__INPUT MATERIAL__
........
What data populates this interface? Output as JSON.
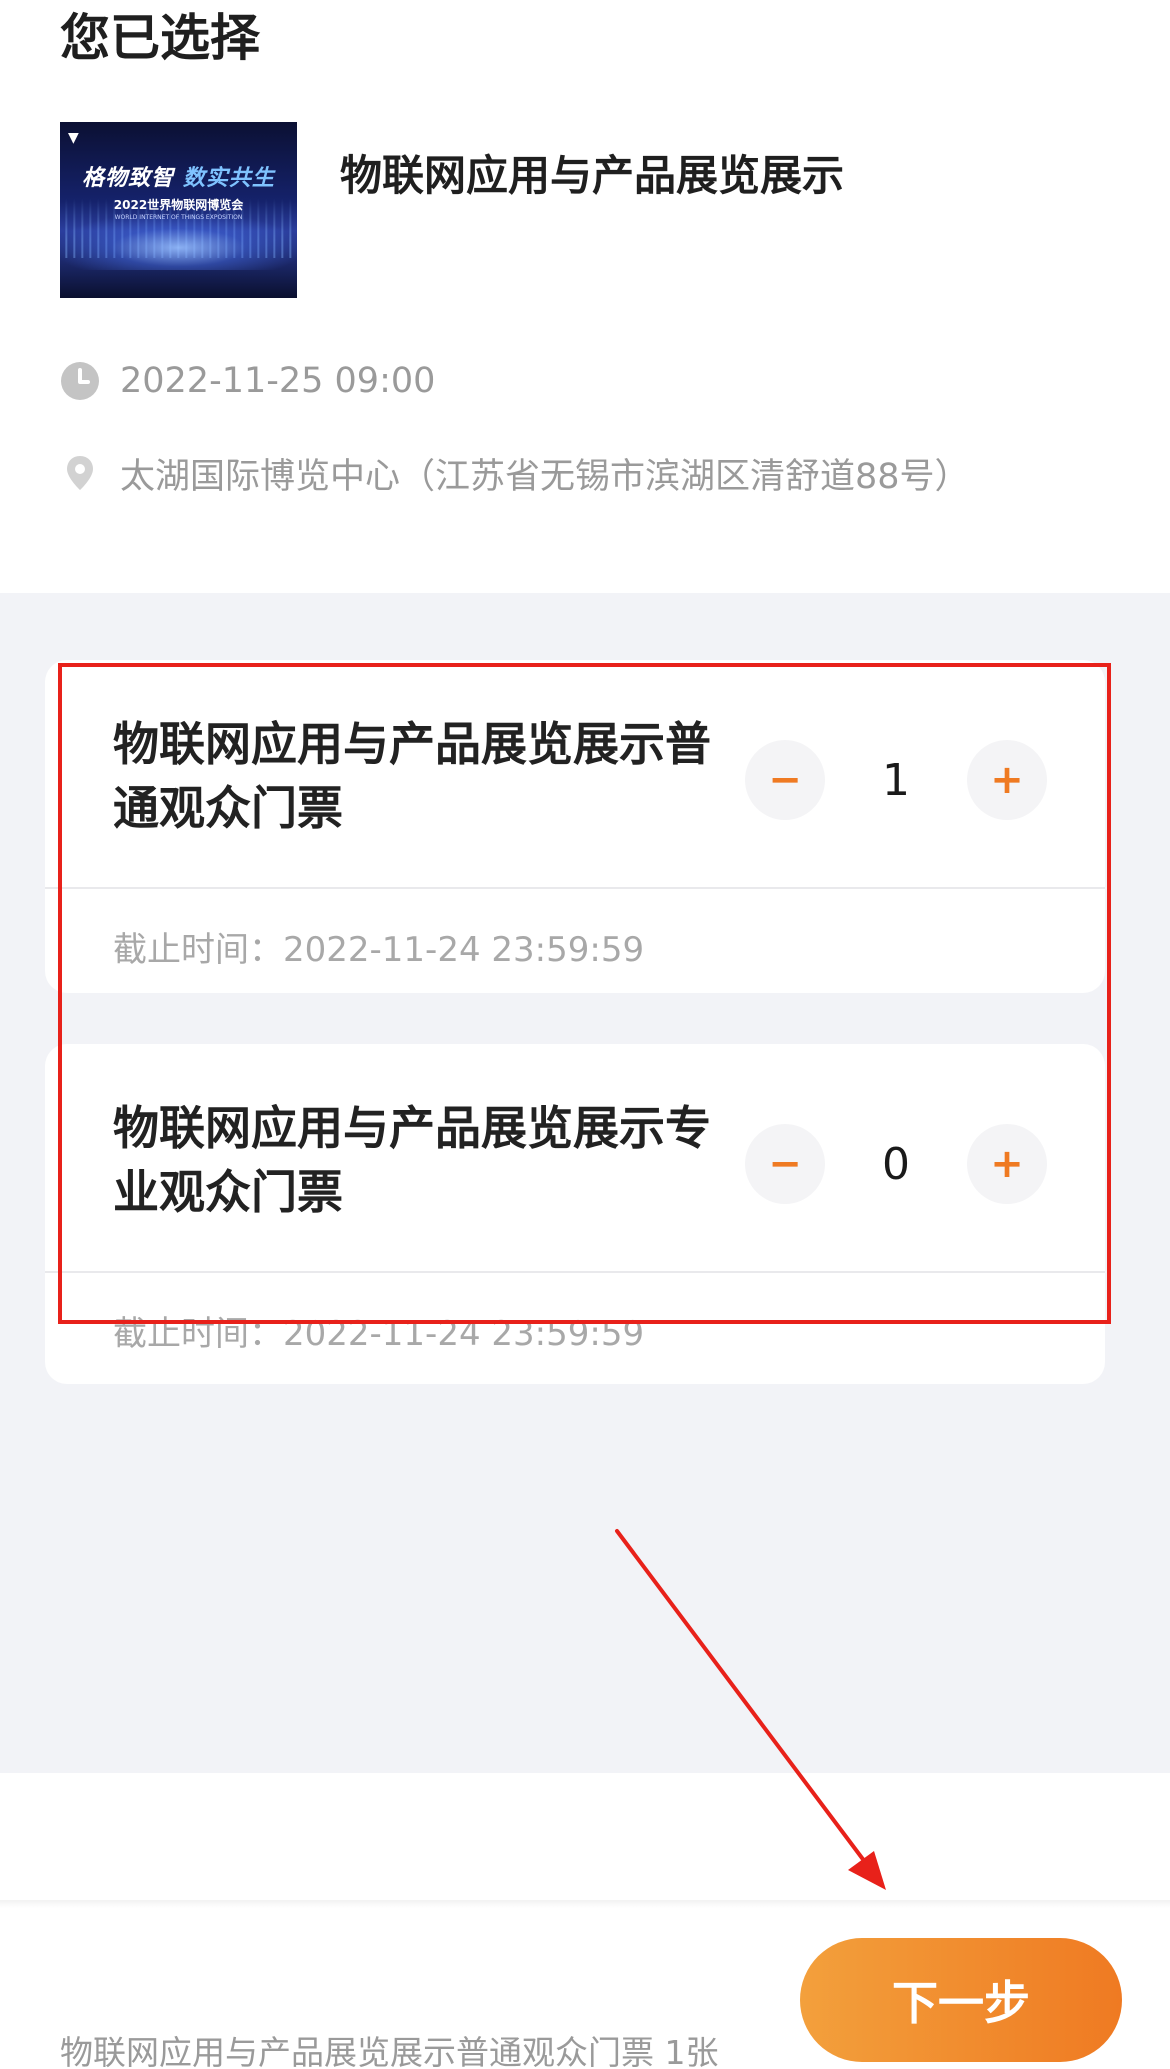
{
  "header": {
    "section_title": "您已选择"
  },
  "event": {
    "thumbnail": {
      "slogan_part1": "格物致智",
      "slogan_part2": "数实共生",
      "expo_title": "2022世界物联网博览会",
      "expo_en": "WORLD INTERNET OF THINGS EXPOSITION"
    },
    "name": "物联网应用与产品展览展示",
    "datetime": "2022-11-25 09:00",
    "location": "太湖国际博览中心（江苏省无锡市滨湖区清舒道88号）"
  },
  "tickets": [
    {
      "name": "物联网应用与产品展览展示普通观众门票",
      "quantity": "1",
      "minus_label": "−",
      "plus_label": "+",
      "deadline": "截止时间：2022-11-24 23:59:59"
    },
    {
      "name": "物联网应用与产品展览展示专业观众门票",
      "quantity": "0",
      "minus_label": "−",
      "plus_label": "+",
      "deadline": "截止时间：2022-11-24 23:59:59"
    }
  ],
  "footer": {
    "summary": "物联网应用与产品展览展示普通观众门票 1张",
    "next_label": "下一步"
  },
  "icons": {
    "clock": "clock-icon",
    "location": "location-pin-icon",
    "minus": "minus-icon",
    "plus": "plus-icon"
  },
  "colors": {
    "accent": "#ef7a22",
    "accent_light": "#f3a03c",
    "annotation_red": "#e8211a",
    "background_gray": "#f2f3f7"
  }
}
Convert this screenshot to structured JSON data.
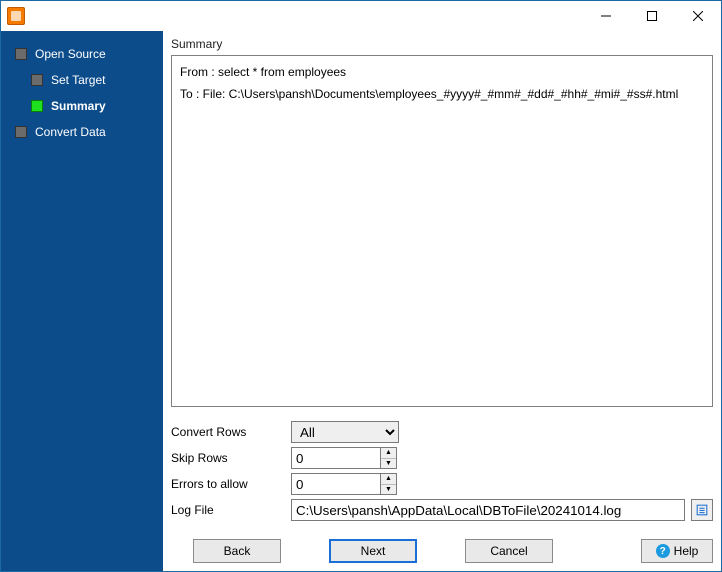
{
  "titlebar": {
    "title": ""
  },
  "sidebar": {
    "items": [
      {
        "label": "Open Source"
      },
      {
        "label": "Set Target"
      },
      {
        "label": "Summary"
      },
      {
        "label": "Convert Data"
      }
    ]
  },
  "main": {
    "panel_title": "Summary",
    "summary": {
      "from_line": "From : select * from employees",
      "to_line": "To : File: C:\\Users\\pansh\\Documents\\employees_#yyyy#_#mm#_#dd#_#hh#_#mi#_#ss#.html"
    },
    "form": {
      "convert_rows": {
        "label": "Convert Rows",
        "value": "All"
      },
      "skip_rows": {
        "label": "Skip Rows",
        "value": "0"
      },
      "errors_allow": {
        "label": "Errors to allow",
        "value": "0"
      },
      "log_file": {
        "label": "Log File",
        "value": "C:\\Users\\pansh\\AppData\\Local\\DBToFile\\20241014.log"
      }
    }
  },
  "footer": {
    "back": "Back",
    "next": "Next",
    "cancel": "Cancel",
    "help": "Help"
  }
}
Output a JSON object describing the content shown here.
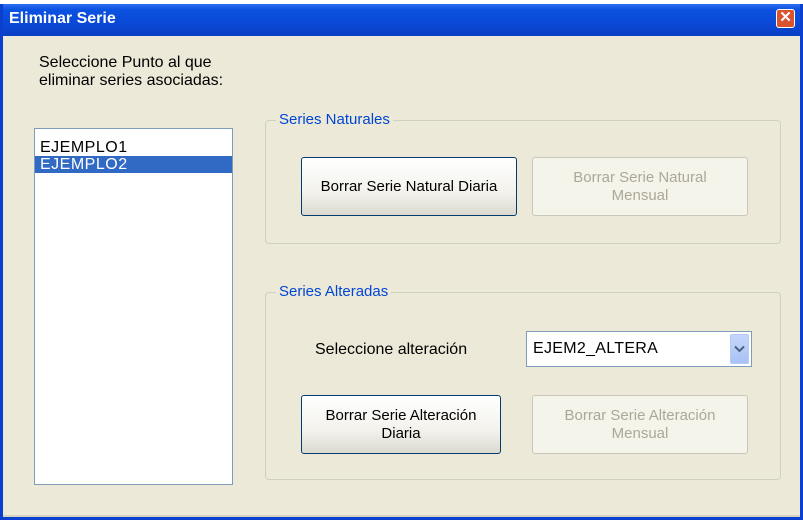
{
  "window": {
    "title": "Eliminar Serie",
    "close_glyph": "✕"
  },
  "points": {
    "prompt": "Seleccione Punto al que eliminar series asociadas:",
    "items": [
      {
        "label": "EJEMPLO1",
        "selected": false
      },
      {
        "label": "EJEMPLO2",
        "selected": true
      }
    ]
  },
  "natural": {
    "title": "Series Naturales",
    "daily_button": "Borrar Serie Natural Diaria",
    "monthly_button": "Borrar Serie Natural Mensual"
  },
  "altered": {
    "title": "Series Alteradas",
    "select_label": "Seleccione alteración",
    "selected_alteration": "EJEM2_ALTERA",
    "daily_button": "Borrar Serie Alteración Diaria",
    "monthly_button": "Borrar Serie Alteración Mensual"
  },
  "colors": {
    "titlebar": "#0a48d6",
    "selection": "#316ac5",
    "group_title": "#0046d5"
  }
}
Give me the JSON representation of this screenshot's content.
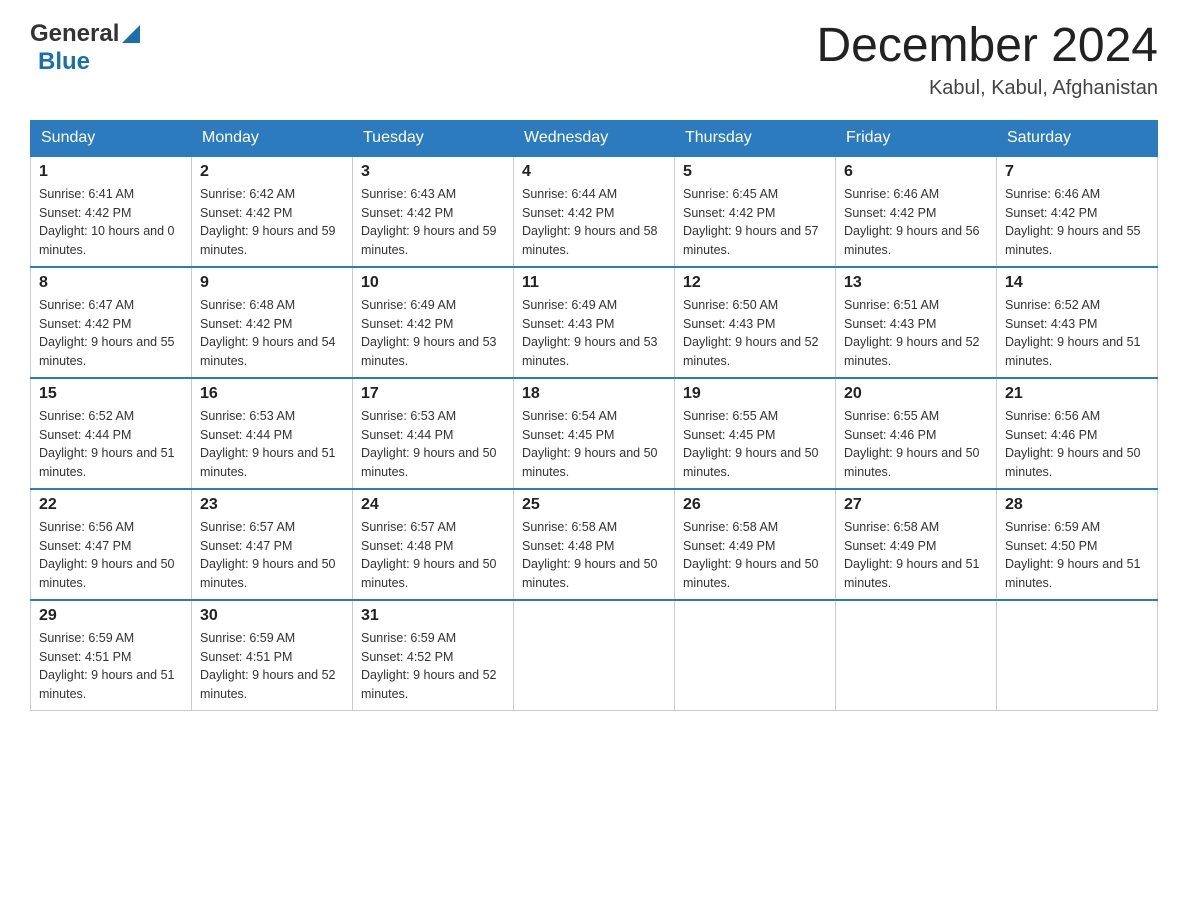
........
Of the lines above, how many hold the word "物联网应用与产品展览展示普通观众门票"? Say the number alone.

2